▶ [WORK TO COMPLETE]: Go through the material below and count the lines with the string "STORAGES"; the number is the whole answer.

================

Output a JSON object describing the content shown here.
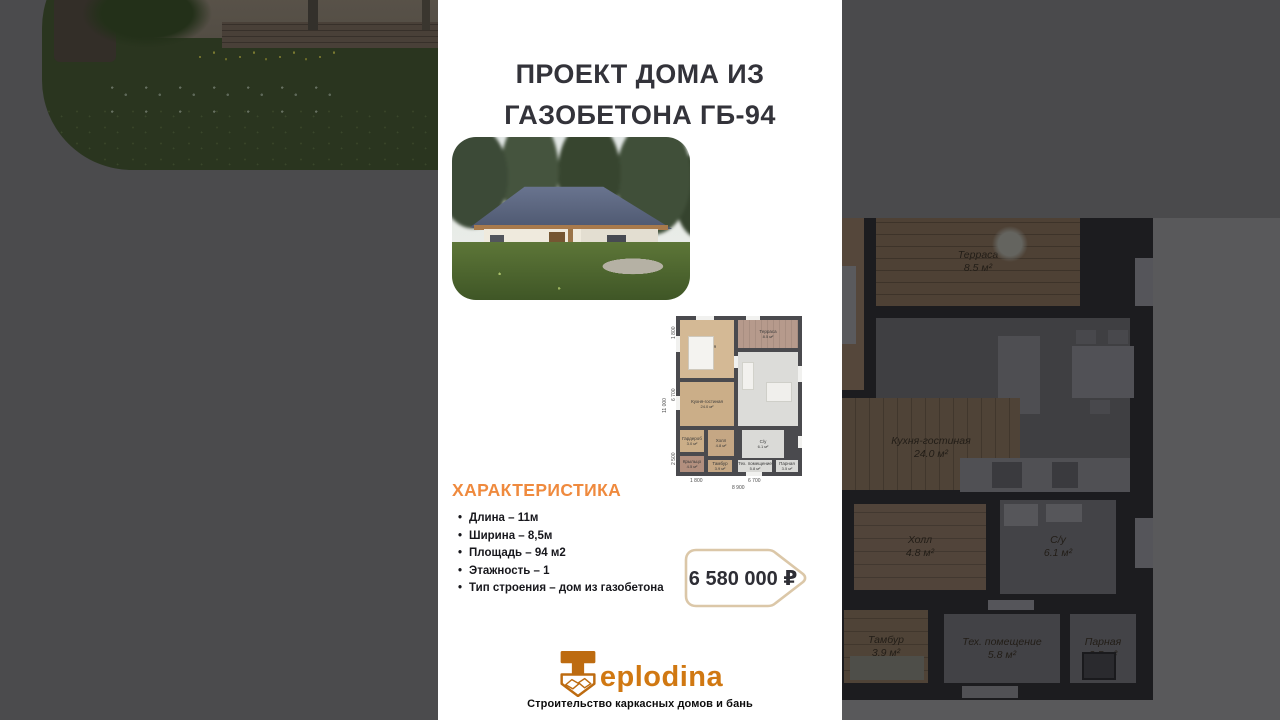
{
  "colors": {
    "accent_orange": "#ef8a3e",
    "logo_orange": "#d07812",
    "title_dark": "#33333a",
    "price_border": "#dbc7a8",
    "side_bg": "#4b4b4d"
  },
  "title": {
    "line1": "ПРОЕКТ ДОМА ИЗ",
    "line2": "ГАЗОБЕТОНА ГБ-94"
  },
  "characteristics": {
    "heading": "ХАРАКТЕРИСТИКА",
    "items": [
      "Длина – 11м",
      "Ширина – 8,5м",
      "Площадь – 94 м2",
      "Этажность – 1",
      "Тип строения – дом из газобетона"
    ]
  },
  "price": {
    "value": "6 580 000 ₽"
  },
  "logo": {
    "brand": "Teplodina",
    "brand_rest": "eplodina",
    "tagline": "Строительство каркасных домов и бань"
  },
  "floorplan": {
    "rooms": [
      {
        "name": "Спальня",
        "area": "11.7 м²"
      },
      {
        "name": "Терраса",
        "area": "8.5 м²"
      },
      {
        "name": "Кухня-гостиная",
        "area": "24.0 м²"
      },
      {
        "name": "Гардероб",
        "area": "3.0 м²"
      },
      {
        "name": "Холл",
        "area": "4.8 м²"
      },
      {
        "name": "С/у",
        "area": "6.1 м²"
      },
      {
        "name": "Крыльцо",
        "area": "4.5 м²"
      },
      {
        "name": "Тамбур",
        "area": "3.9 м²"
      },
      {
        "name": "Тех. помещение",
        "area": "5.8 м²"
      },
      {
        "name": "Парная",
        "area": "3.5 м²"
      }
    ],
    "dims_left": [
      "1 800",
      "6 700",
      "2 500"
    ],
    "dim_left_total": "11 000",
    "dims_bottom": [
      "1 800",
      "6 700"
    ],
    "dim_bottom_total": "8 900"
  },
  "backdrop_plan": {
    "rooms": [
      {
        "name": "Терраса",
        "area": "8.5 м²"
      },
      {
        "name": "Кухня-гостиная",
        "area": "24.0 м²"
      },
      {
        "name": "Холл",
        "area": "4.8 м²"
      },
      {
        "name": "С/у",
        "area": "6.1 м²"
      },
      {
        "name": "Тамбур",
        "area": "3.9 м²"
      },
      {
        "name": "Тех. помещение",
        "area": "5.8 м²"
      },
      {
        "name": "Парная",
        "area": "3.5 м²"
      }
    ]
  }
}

================

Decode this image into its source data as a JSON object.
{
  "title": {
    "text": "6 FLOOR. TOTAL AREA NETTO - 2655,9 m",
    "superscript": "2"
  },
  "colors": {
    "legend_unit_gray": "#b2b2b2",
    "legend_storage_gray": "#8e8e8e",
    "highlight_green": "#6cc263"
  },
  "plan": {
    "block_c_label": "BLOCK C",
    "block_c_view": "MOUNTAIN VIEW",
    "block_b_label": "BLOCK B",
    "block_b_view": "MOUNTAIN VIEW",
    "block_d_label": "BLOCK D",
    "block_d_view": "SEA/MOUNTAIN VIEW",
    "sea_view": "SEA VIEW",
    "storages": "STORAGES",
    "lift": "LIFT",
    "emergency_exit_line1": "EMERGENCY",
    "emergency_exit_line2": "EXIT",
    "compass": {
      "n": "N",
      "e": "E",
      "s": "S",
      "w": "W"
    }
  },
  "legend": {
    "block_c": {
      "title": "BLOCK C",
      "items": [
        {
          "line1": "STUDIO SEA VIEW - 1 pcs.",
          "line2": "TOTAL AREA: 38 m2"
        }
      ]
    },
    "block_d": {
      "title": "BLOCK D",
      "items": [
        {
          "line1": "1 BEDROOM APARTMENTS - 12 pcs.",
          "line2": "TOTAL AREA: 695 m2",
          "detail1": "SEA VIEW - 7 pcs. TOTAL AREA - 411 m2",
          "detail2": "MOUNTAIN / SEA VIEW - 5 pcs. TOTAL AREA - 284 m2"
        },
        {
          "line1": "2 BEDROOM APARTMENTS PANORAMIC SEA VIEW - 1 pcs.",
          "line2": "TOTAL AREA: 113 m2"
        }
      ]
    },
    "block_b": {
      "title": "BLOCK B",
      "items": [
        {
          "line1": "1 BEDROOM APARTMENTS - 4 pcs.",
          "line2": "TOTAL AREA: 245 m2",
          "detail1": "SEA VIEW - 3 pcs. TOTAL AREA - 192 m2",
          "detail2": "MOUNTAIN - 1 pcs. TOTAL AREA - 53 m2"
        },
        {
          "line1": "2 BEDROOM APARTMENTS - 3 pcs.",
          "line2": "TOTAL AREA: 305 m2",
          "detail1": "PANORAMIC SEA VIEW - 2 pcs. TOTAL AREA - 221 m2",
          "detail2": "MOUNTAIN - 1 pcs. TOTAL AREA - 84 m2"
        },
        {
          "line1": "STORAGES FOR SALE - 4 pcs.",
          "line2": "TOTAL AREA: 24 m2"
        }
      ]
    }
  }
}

================

▶ [SOLUTION TO THIS PROBLEM]: 2